EXERCISE DETAILS:
How many lines in this material include the string "when"? Answer with the number and nothing further.

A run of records
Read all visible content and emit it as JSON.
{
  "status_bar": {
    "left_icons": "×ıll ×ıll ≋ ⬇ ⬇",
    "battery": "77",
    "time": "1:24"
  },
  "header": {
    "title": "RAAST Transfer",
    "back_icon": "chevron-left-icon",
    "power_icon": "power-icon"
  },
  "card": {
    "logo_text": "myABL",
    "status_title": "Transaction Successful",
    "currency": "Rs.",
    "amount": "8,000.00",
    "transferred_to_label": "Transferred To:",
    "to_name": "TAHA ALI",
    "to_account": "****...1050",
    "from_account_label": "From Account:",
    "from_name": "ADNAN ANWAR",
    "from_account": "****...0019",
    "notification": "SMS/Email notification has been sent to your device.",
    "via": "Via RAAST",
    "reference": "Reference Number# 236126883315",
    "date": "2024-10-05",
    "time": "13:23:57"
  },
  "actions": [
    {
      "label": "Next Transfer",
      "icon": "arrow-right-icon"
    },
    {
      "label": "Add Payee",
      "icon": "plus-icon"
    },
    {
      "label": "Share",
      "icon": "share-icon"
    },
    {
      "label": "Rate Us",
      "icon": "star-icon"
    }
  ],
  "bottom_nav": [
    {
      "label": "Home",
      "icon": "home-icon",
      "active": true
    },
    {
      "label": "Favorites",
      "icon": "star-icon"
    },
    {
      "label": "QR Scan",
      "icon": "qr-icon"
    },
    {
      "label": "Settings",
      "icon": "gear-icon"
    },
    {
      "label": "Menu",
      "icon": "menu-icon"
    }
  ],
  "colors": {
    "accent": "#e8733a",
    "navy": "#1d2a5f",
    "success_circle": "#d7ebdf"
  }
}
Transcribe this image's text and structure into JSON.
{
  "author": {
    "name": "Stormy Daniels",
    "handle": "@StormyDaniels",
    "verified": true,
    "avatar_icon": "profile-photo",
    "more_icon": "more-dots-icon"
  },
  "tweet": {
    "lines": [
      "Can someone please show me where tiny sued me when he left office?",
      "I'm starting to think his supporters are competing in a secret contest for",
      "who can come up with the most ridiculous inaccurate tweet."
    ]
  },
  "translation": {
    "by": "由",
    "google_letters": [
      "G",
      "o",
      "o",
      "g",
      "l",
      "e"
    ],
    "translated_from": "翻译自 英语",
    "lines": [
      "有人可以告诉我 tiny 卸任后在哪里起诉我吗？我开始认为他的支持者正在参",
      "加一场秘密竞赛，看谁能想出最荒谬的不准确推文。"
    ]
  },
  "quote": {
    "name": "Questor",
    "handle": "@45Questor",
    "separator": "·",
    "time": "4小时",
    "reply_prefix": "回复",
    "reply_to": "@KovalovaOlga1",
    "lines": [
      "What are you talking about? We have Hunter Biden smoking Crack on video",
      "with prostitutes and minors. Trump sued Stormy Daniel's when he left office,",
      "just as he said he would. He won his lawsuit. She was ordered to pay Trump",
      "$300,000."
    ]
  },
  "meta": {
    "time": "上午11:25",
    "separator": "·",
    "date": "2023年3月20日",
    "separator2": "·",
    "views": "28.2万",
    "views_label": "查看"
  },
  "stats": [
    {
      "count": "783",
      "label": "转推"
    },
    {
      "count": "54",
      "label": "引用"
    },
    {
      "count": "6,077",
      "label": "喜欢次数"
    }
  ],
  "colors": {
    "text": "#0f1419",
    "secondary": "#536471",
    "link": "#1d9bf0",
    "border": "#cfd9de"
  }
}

RESPONSE:
2